▸ Instructions for the task
Track down every line below that holds "Little" and copy it.

▸ Data section
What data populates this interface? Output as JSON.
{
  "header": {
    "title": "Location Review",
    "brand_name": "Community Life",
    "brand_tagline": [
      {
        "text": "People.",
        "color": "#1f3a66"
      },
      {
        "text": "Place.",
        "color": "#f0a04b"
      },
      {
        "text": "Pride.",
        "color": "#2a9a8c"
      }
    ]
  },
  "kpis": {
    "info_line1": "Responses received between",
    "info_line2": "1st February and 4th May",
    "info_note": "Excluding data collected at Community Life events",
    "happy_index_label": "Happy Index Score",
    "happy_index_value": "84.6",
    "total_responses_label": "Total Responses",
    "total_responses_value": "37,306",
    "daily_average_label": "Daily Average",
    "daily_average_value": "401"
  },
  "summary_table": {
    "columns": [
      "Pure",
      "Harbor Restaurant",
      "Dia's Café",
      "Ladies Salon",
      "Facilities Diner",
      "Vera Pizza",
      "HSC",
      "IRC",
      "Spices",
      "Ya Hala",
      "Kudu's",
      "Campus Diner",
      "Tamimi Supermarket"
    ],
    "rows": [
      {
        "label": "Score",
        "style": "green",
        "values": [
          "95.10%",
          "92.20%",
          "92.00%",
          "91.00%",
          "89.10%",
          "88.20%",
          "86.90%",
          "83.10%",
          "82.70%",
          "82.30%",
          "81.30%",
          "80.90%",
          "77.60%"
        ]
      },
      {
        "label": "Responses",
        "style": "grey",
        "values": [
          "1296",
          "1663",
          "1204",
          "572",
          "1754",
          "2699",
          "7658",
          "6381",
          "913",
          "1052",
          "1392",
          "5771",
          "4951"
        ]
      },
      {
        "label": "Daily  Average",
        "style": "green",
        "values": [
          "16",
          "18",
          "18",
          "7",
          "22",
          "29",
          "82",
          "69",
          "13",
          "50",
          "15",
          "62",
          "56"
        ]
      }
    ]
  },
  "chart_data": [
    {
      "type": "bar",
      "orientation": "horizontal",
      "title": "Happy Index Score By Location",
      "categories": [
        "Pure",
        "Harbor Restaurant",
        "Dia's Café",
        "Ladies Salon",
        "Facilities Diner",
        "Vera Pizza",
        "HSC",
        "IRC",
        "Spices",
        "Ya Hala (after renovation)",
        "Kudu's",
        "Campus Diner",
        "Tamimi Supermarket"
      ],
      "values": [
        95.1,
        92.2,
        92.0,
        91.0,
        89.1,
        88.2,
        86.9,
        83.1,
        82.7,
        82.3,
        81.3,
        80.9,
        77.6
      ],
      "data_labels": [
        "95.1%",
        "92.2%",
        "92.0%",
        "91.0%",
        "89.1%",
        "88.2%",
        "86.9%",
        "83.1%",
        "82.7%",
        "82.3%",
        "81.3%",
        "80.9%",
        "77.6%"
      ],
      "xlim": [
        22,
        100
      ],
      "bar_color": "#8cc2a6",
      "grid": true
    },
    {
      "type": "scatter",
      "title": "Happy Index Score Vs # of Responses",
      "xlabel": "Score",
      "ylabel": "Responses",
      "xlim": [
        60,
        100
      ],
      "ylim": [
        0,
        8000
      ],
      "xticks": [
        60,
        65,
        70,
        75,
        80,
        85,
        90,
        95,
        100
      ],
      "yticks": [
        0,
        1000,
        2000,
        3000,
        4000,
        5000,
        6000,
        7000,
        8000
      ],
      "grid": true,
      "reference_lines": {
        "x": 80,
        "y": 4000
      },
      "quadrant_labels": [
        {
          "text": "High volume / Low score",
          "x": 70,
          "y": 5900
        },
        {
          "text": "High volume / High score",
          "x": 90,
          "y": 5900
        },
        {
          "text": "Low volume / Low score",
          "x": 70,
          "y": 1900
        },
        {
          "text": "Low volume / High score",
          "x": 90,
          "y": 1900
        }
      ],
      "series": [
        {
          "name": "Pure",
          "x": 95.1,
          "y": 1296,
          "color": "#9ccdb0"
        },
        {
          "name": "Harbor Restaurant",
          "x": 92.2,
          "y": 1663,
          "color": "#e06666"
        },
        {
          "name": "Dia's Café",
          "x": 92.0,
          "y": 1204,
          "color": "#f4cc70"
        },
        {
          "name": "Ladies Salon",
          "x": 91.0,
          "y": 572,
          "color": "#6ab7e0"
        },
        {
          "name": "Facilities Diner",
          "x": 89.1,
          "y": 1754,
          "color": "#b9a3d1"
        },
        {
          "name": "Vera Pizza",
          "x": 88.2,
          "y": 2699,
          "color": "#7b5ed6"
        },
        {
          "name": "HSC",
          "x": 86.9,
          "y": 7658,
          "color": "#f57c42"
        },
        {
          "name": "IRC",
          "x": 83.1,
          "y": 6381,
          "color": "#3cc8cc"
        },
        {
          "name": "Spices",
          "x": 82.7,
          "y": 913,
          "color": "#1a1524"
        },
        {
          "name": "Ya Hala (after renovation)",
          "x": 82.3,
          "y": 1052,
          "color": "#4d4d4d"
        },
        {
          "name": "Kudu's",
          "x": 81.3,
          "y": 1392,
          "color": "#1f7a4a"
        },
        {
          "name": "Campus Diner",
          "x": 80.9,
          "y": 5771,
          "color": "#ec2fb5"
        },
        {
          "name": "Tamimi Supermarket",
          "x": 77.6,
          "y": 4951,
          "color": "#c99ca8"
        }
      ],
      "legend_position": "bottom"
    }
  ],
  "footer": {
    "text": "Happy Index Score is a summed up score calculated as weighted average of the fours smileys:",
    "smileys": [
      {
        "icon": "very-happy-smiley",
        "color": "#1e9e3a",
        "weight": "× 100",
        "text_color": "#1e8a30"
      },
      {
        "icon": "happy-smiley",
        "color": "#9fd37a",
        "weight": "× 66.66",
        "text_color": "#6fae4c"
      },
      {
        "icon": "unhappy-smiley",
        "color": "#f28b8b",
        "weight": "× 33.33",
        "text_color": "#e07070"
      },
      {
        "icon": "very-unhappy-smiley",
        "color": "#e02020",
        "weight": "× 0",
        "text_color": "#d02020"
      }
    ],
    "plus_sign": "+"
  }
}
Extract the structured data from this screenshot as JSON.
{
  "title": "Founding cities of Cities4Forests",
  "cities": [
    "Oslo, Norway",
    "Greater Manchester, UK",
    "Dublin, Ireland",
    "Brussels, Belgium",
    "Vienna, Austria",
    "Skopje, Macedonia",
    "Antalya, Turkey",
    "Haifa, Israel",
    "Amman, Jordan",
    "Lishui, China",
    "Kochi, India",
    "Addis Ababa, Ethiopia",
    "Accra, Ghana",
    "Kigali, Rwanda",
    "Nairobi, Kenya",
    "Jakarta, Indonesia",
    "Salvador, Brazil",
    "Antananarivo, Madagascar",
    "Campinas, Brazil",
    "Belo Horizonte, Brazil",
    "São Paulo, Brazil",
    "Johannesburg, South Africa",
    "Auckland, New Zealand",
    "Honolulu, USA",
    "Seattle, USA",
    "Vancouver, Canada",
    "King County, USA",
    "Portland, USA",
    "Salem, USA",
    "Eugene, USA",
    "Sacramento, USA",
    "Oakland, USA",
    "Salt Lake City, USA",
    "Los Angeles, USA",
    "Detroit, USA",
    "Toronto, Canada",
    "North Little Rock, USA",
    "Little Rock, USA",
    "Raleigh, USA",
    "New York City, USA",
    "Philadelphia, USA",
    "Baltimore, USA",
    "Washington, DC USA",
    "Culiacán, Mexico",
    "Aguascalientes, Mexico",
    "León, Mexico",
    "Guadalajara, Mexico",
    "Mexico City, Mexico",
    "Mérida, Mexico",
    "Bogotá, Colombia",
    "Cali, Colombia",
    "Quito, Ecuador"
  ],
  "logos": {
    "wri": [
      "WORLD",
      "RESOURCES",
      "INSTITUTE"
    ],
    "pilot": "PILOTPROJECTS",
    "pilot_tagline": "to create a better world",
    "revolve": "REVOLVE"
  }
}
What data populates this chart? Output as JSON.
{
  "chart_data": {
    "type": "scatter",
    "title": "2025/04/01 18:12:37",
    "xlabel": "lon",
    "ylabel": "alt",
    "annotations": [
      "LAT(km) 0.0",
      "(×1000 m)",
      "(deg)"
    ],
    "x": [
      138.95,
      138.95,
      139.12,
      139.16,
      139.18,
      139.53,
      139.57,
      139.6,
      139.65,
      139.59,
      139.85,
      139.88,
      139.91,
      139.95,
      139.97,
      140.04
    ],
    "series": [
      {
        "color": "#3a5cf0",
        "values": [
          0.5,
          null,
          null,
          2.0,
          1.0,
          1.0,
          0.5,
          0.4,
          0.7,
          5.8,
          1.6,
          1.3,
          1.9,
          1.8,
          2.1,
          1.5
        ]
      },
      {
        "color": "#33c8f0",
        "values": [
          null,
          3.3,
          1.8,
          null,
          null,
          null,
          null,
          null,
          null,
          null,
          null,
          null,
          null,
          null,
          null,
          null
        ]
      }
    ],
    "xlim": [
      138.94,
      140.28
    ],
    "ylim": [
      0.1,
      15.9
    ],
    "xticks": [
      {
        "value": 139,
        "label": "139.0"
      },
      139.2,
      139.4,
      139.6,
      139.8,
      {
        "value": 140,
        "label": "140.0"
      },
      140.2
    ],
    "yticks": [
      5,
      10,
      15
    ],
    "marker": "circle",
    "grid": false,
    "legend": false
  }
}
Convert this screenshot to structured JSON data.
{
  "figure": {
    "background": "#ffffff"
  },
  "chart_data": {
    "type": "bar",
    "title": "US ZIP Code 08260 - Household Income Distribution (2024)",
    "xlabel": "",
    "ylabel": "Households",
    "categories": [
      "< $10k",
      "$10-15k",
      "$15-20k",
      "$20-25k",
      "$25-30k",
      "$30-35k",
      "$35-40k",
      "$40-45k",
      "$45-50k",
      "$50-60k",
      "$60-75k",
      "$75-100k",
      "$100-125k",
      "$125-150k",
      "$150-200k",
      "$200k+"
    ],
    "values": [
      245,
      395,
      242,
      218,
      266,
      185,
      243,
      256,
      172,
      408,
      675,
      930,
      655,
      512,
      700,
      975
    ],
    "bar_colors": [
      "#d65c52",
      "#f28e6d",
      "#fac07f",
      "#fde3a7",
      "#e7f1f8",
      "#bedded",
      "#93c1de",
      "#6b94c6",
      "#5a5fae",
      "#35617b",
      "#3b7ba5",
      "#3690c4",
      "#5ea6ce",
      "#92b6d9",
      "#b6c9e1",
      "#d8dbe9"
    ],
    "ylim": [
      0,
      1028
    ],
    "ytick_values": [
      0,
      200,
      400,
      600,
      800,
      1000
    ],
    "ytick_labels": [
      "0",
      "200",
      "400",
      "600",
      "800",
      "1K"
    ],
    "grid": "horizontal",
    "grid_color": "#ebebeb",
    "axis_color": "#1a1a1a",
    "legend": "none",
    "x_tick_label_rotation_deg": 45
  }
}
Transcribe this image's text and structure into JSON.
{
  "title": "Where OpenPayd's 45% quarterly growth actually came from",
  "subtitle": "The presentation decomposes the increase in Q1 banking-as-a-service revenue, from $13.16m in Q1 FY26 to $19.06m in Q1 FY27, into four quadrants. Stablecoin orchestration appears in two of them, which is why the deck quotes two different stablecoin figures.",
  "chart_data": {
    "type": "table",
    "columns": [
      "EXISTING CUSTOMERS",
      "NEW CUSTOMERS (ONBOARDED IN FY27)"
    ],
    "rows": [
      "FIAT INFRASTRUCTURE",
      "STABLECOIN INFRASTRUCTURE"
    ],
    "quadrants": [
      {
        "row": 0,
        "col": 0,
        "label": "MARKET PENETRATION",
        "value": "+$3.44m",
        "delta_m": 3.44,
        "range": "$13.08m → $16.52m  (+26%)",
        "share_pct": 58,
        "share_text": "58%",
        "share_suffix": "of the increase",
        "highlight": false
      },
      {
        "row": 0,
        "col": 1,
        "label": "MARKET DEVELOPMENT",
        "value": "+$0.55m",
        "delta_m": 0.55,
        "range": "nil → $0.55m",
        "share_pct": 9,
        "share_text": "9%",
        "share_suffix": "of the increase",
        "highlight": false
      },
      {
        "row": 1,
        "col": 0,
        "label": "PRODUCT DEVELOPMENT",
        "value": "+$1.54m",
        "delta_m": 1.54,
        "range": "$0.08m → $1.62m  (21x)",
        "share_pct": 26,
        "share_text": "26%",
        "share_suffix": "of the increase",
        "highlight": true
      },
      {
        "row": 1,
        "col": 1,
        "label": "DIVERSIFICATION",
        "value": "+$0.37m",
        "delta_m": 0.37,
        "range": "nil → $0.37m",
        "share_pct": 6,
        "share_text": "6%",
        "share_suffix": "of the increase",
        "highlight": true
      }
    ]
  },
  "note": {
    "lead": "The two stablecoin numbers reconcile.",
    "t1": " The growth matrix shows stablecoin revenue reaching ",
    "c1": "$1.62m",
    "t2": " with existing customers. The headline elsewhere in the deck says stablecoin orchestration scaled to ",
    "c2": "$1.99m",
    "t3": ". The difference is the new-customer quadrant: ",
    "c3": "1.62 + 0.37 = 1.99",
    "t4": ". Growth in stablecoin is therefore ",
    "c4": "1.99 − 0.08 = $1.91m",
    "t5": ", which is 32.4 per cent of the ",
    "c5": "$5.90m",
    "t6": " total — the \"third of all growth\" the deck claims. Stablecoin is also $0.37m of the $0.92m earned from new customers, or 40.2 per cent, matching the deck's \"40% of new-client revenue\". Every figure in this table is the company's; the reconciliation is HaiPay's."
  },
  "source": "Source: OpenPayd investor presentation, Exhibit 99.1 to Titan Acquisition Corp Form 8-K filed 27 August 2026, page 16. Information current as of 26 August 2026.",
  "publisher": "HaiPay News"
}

▸ Written response
    "North Little Rock, USA",
    "Little Rock, USA",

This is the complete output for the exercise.